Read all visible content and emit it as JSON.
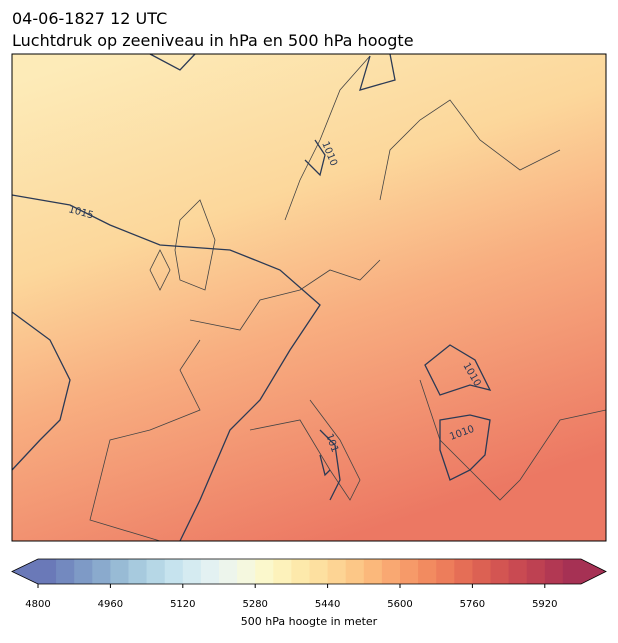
{
  "header": {
    "title_line1": "04-06-1827 12 UTC",
    "title_line2": "Luchtdruk op zeeniveau in hPa en 500 hPa hoogte"
  },
  "map": {
    "contour_labels": [
      "1015",
      "1010",
      "1010",
      "1010",
      "101"
    ]
  },
  "colorbar": {
    "label": "500 hPa hoogte in meter",
    "lim": [
      4800,
      6000
    ],
    "ticks": [
      4800,
      4960,
      5120,
      5280,
      5440,
      5600,
      5760,
      5920
    ],
    "colors": [
      "#6a79b8",
      "#7389bf",
      "#7e9ac6",
      "#8aaacd",
      "#98bbd5",
      "#a7cade",
      "#b6d7e6",
      "#c6e3ee",
      "#d5ebf1",
      "#e3f1f2",
      "#edf5ec",
      "#f5f8df",
      "#fbf8cc",
      "#fdf2bb",
      "#fde9ab",
      "#fde0a0",
      "#fdd494",
      "#fcc787",
      "#fbb87b",
      "#f9a872",
      "#f69a69",
      "#f28b60",
      "#ed7d5b",
      "#e56e56",
      "#dc6153",
      "#d35552",
      "#c94a52",
      "#be4152",
      "#b23853",
      "#a63154"
    ]
  }
}
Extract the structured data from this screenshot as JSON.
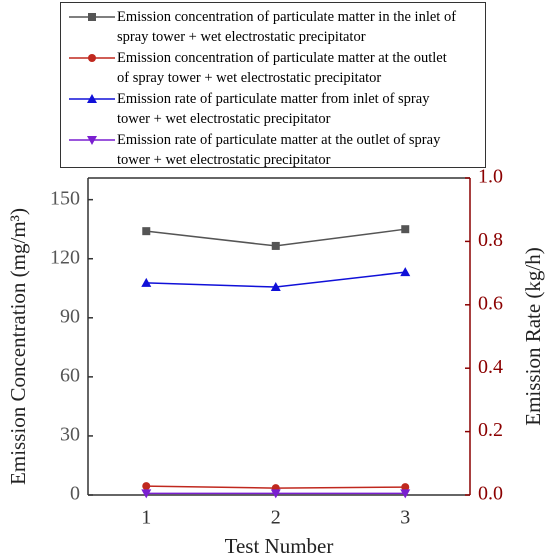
{
  "chart_data": {
    "type": "line",
    "x": [
      1,
      2,
      3
    ],
    "xlim": [
      0.55,
      3.5
    ],
    "xticks": [
      1,
      2,
      3
    ],
    "ylim": [
      0,
      161
    ],
    "yticks": [
      0,
      30,
      60,
      90,
      120,
      150
    ],
    "y2lim": [
      0,
      1.0
    ],
    "y2ticks": [
      {
        "value": 0,
        "label": "0.0"
      },
      0.2,
      0.4,
      0.6,
      0.8,
      {
        "value": 1,
        "label": "1.0"
      }
    ],
    "xlabel": "Test Number",
    "ylabel": "Emission Concentration (mg/m³)",
    "y2label": "Emission Rate (kg/h)",
    "y2color": "#8b0000",
    "series": [
      {
        "name": "Emission concentration of particulate matter in the inlet of spray tower + wet electrostatic precipitator",
        "color": "#555555",
        "marker": "square",
        "values": [
          134,
          126.5,
          135
        ]
      },
      {
        "name": "Emission concentration of particulate matter at the outlet of spray tower + wet electrostatic precipitator",
        "color": "#c0281e",
        "marker": "circle",
        "values": [
          4.5,
          3.5,
          4
        ]
      },
      {
        "name": "Emission rate of particulate matter from inlet of spray tower + wet electrostatic precipitator",
        "color": "#1010d8",
        "marker": "triangle-up",
        "axis": "y2",
        "values": [
          0.669,
          0.656,
          0.703
        ]
      },
      {
        "name": "Emission rate of particulate matter at the outlet of spray tower + wet electrostatic precipitator",
        "color": "#7a1fd0",
        "marker": "triangle-down",
        "axis": "y2",
        "values": [
          0.005,
          0.005,
          0.005
        ]
      }
    ]
  }
}
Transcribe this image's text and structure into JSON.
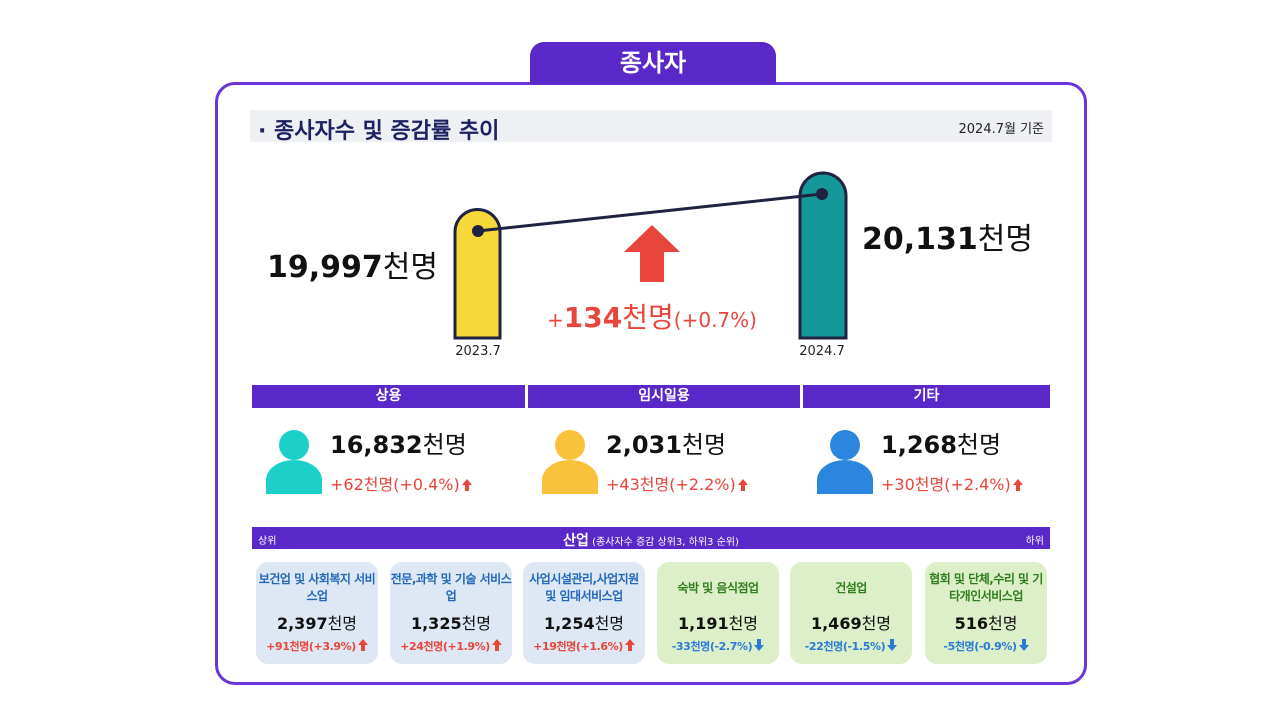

..........

PROBLEM DETAILS
Locate all lines in the listing above with the word "triangle" and copy them.

REPLY
        "marker": "triangle-up",
        "marker": "triangle-down",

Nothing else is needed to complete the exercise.